Task to complete ->
Using the records below, locate all lines containing "disabled" and return them.

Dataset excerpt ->
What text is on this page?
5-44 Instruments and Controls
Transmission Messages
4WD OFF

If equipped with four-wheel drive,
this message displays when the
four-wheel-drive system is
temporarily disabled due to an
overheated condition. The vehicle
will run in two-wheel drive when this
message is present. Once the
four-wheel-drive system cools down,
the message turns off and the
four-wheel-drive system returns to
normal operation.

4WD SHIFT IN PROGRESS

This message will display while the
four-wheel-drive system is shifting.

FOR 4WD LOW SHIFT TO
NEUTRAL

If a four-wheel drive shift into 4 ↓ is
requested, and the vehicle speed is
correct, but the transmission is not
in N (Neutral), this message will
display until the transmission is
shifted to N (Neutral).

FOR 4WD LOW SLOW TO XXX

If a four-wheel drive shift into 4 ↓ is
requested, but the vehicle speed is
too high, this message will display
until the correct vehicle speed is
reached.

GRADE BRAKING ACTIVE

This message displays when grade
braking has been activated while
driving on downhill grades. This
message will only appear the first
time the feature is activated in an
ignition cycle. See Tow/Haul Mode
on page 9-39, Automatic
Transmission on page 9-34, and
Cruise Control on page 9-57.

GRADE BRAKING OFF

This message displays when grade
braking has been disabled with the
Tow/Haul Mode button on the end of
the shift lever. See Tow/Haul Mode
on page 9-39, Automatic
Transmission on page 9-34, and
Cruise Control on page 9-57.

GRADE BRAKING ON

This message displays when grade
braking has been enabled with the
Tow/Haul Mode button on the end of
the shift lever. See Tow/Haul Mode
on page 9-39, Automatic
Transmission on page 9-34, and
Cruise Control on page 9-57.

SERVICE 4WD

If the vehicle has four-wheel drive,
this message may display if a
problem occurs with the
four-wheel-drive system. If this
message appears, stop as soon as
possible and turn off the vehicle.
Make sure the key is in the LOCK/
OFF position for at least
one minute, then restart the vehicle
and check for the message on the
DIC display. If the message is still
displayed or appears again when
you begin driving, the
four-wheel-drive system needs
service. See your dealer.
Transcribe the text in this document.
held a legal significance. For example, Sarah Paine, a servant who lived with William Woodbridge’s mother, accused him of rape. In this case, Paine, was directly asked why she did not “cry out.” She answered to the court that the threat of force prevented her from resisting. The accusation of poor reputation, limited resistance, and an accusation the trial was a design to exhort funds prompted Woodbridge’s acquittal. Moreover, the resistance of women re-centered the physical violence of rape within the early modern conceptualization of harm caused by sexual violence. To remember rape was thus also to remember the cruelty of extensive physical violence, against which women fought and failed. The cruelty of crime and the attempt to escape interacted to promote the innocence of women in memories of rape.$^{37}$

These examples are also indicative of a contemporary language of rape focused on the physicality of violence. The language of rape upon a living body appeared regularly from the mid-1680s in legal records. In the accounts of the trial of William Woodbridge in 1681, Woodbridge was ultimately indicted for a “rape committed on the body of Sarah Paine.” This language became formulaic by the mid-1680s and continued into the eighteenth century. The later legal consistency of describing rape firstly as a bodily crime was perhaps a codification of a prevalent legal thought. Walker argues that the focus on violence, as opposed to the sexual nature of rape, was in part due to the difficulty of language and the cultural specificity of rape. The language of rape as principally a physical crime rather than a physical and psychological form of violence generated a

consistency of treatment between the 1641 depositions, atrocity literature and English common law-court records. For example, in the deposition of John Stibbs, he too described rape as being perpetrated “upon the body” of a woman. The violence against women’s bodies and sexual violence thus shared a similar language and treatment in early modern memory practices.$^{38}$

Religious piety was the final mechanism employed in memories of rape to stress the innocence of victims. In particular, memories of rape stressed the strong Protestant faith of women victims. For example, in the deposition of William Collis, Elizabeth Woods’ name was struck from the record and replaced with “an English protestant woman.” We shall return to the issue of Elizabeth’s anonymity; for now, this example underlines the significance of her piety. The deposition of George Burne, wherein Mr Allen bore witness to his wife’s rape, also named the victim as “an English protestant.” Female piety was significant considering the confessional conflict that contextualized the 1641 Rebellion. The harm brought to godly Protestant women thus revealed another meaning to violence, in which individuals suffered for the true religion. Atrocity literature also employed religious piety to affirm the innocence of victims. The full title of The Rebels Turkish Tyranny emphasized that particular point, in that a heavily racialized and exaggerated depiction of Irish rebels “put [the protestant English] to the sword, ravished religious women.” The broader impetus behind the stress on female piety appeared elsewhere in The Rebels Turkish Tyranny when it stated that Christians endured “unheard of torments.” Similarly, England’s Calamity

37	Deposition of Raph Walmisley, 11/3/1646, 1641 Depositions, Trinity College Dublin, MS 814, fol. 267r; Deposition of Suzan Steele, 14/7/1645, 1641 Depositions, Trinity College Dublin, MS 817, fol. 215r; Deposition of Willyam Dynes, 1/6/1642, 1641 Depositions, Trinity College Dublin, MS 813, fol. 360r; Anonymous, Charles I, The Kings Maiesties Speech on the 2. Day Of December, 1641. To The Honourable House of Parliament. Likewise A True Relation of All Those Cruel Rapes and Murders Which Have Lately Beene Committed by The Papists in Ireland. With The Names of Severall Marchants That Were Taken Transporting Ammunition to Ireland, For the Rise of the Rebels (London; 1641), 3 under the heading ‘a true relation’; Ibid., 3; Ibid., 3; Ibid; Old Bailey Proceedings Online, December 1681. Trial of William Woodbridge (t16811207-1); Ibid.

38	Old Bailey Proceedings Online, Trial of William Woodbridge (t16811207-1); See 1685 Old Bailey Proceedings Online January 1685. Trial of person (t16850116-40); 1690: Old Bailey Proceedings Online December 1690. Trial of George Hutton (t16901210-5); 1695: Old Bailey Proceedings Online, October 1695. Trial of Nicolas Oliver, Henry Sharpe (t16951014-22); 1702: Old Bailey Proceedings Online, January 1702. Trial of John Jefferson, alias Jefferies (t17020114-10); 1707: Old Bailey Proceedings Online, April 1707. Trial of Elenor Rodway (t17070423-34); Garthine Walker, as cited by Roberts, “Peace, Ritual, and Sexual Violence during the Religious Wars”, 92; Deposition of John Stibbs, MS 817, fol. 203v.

Result ->
temporarily disabled due to an
braking has been disabled with the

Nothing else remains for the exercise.